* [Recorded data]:

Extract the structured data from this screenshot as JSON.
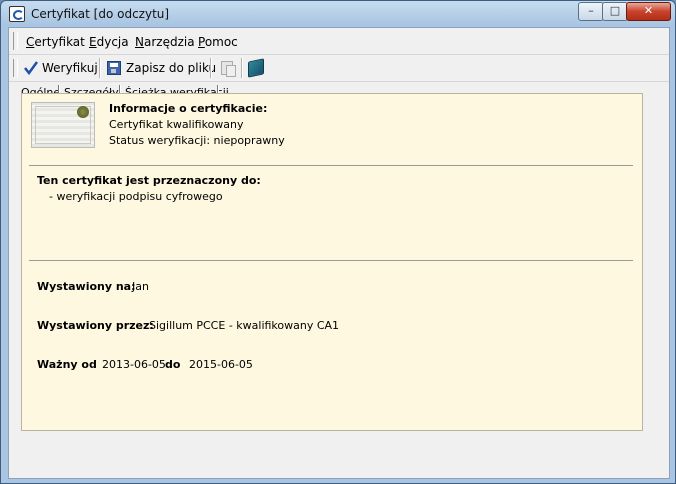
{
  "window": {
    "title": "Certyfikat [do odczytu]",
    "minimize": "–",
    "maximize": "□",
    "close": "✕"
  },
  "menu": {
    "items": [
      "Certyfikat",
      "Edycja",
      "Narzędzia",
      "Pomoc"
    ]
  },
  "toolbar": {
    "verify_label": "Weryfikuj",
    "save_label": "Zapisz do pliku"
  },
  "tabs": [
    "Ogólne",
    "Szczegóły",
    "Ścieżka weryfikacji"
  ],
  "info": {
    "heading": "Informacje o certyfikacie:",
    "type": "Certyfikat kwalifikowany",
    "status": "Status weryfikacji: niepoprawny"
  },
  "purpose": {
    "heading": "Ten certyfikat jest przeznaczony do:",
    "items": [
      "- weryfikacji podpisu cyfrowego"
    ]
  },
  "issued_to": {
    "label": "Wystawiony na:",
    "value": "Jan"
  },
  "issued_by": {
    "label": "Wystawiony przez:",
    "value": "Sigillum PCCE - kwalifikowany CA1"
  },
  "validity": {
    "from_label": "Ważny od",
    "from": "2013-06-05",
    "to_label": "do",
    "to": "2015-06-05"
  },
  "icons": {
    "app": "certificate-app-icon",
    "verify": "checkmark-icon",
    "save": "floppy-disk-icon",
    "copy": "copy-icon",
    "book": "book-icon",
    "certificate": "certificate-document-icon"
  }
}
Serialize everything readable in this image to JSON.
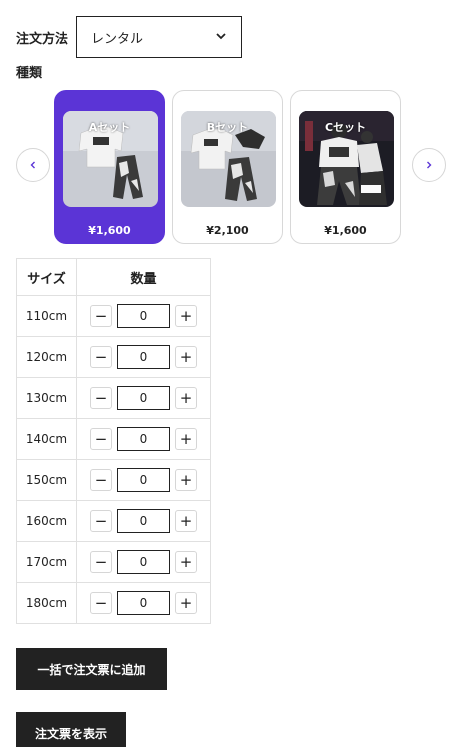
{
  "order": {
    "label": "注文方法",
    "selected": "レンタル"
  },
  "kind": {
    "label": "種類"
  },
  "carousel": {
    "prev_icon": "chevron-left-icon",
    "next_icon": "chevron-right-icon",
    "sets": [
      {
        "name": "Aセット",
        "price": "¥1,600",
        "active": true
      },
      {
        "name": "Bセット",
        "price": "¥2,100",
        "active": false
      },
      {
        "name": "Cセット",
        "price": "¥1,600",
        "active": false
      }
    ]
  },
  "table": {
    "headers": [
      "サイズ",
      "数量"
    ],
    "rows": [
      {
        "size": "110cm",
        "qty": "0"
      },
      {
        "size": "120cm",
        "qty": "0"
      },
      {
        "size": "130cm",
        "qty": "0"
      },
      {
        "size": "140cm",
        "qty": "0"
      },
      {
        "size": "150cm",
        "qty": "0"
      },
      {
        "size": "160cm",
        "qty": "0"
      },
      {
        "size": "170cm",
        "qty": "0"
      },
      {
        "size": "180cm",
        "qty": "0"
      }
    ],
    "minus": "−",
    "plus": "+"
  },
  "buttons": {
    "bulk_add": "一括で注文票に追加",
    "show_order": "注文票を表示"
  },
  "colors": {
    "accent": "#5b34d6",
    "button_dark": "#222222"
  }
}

* [Goal of the exercise]: What comes back should match the records exactly, minus any pictures.

* [Response to this exercise]:
Extract the structured data from this screenshot as JSON.
{
  "window": {
    "title": "Certyfikat [do odczytu]",
    "minimize": "–",
    "maximize": "□",
    "close": "✕"
  },
  "menu": {
    "items": [
      "Certyfikat",
      "Edycja",
      "Narzędzia",
      "Pomoc"
    ]
  },
  "toolbar": {
    "verify_label": "Weryfikuj",
    "save_label": "Zapisz do pliku"
  },
  "tabs": [
    "Ogólne",
    "Szczegóły",
    "Ścieżka weryfikacji"
  ],
  "info": {
    "heading": "Informacje o certyfikacie:",
    "type": "Certyfikat kwalifikowany",
    "status": "Status weryfikacji: niepoprawny"
  },
  "purpose": {
    "heading": "Ten certyfikat jest przeznaczony do:",
    "items": [
      "- weryfikacji podpisu cyfrowego"
    ]
  },
  "issued_to": {
    "label": "Wystawiony na:",
    "value": "Jan"
  },
  "issued_by": {
    "label": "Wystawiony przez:",
    "value": "Sigillum PCCE - kwalifikowany CA1"
  },
  "validity": {
    "from_label": "Ważny od",
    "from": "2013-06-05",
    "to_label": "do",
    "to": "2015-06-05"
  },
  "icons": {
    "app": "certificate-app-icon",
    "verify": "checkmark-icon",
    "save": "floppy-disk-icon",
    "copy": "copy-icon",
    "book": "book-icon",
    "certificate": "certificate-document-icon"
  }
}
Serialize everything readable in this image to JSON.
{
  "order": {
    "label": "注文方法",
    "selected": "レンタル"
  },
  "kind": {
    "label": "種類"
  },
  "carousel": {
    "prev_icon": "chevron-left-icon",
    "next_icon": "chevron-right-icon",
    "sets": [
      {
        "name": "Aセット",
        "price": "¥1,600",
        "active": true
      },
      {
        "name": "Bセット",
        "price": "¥2,100",
        "active": false
      },
      {
        "name": "Cセット",
        "price": "¥1,600",
        "active": false
      }
    ]
  },
  "table": {
    "headers": [
      "サイズ",
      "数量"
    ],
    "rows": [
      {
        "size": "110cm",
        "qty": "0"
      },
      {
        "size": "120cm",
        "qty": "0"
      },
      {
        "size": "130cm",
        "qty": "0"
      },
      {
        "size": "140cm",
        "qty": "0"
      },
      {
        "size": "150cm",
        "qty": "0"
      },
      {
        "size": "160cm",
        "qty": "0"
      },
      {
        "size": "170cm",
        "qty": "0"
      },
      {
        "size": "180cm",
        "qty": "0"
      }
    ],
    "minus": "−",
    "plus": "+"
  },
  "buttons": {
    "bulk_add": "一括で注文票に追加",
    "show_order": "注文票を表示"
  },
  "colors": {
    "accent": "#5b34d6",
    "button_dark": "#222222"
  }
}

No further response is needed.